*Listing:*
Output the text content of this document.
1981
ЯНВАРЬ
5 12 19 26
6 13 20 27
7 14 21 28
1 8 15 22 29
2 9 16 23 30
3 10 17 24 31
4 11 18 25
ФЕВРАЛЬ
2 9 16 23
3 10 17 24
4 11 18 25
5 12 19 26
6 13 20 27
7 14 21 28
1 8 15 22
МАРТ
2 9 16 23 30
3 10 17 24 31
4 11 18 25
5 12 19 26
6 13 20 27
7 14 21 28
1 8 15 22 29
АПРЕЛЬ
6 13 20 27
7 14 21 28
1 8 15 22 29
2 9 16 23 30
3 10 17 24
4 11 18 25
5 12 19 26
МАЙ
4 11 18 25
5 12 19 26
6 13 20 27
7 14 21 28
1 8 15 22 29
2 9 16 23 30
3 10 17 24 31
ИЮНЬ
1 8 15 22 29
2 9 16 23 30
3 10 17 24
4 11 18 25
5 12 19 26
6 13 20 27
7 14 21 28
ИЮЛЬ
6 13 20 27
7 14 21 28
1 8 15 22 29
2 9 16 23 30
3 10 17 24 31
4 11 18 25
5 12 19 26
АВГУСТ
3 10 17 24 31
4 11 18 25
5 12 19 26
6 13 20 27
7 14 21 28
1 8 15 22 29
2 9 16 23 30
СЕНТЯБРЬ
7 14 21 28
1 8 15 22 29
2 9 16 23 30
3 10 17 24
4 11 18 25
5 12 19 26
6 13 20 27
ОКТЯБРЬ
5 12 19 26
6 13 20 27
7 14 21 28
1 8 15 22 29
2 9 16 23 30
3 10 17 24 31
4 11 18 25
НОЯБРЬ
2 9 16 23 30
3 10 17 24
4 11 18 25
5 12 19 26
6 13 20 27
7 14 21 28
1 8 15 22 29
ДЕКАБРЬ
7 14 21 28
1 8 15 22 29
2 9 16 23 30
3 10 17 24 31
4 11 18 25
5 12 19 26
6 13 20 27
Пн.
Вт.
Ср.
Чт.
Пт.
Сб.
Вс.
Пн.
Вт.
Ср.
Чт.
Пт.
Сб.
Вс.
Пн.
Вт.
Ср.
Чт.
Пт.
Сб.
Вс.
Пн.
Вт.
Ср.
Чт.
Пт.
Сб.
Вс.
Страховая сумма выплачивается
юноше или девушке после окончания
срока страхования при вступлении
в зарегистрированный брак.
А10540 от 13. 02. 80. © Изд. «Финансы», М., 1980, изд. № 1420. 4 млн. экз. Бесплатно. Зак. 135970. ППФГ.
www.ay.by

*What is needed:*
Copy out each line exactly as written.

*Output:*
Output the text content of this document.
1981
ЯНВАРЬ
5 12 19 26
6 13 20 27
7 14 21 28
1 8 15 22 29
2 9 16 23 30
3 10 17 24 31
4 11 18 25
ФЕВРАЛЬ
2 9 16 23
3 10 17 24
4 11 18 25
5 12 19 26
6 13 20 27
7 14 21 28
1 8 15 22
МАРТ
2 9 16 23 30
3 10 17 24 31
4 11 18 25
5 12 19 26
6 13 20 27
7 14 21 28
1 8 15 22 29
АПРЕЛЬ
6 13 20 27
7 14 21 28
1 8 15 22 29
2 9 16 23 30
3 10 17 24
4 11 18 25
5 12 19 26
МАЙ
4 11 18 25
5 12 19 26
6 13 20 27
7 14 21 28
1 8 15 22 29
2 9 16 23 30
3 10 17 24 31
ИЮНЬ
1 8 15 22 29
2 9 16 23 30
3 10 17 24
4 11 18 25
5 12 19 26
6 13 20 27
7 14 21 28
ИЮЛЬ
6 13 20 27
7 14 21 28
1 8 15 22 29
2 9 16 23 30
3 10 17 24 31
4 11 18 25
5 12 19 26
АВГУСТ
3 10 17 24 31
4 11 18 25
5 12 19 26
6 13 20 27
7 14 21 28
1 8 15 22 29
2 9 16 23 30
СЕНТЯБРЬ
7 14 21 28
1 8 15 22 29
2 9 16 23 30
3 10 17 24
4 11 18 25
5 12 19 26
6 13 20 27
ОКТЯБРЬ
5 12 19 26
6 13 20 27
7 14 21 28
1 8 15 22 29
2 9 16 23 30
3 10 17 24 31
4 11 18 25
НОЯБРЬ
2 9 16 23 30
3 10 17 24
4 11 18 25
5 12 19 26
6 13 20 27
7 14 21 28
1 8 15 22 29
ДЕКАБРЬ
7 14 21 28
1 8 15 22 29
2 9 16 23 30
3 10 17 24 31
4 11 18 25
5 12 19 26
6 13 20 27
Пн.
Вт.
Ср.
Чт.
Пт.
Сб.
Вс.
Пн.
Вт.
Ср.
Чт.
Пт.
Сб.
Вс.
Пн.
Вт.
Ср.
Чт.
Пт.
Сб.
Вс.
Пн.
Вт.
Ср.
Чт.
Пт.
Сб.
Вс.
Страховая сумма выплачивается
юноше или девушке после окончания
срока страхования при вступлении
в зарегистрированный брак.
А10540 от 13. 02. 80. © Изд. «Финансы», М., 1980, изд. № 1420. 4 млн. экз. Бесплатно. Зак. 135970. ППФГ.
www.ay.by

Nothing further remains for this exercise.